◆ TASK BRIEF ◆
Every record below should be printed exactly as given.

+ + + +

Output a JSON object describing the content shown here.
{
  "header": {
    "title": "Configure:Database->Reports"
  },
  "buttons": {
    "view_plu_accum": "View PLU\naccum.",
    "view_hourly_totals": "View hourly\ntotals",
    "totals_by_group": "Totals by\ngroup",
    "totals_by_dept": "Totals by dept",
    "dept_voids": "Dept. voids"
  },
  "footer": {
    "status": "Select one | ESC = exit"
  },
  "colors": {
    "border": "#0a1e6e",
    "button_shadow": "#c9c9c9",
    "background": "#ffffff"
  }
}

+ + + +

◆ EXERCISE OUTPUT ◆
Output a JSON object describing the content shown here.
{
  "header": {
    "title": "Configure:Database->Reports"
  },
  "buttons": {
    "view_plu_accum": "View PLU\naccum.",
    "view_hourly_totals": "View hourly\ntotals",
    "totals_by_group": "Totals by\ngroup",
    "totals_by_dept": "Totals by dept",
    "dept_voids": "Dept. voids"
  },
  "footer": {
    "status": "Select one | ESC = exit"
  },
  "colors": {
    "border": "#0a1e6e",
    "button_shadow": "#c9c9c9",
    "background": "#ffffff"
  }
}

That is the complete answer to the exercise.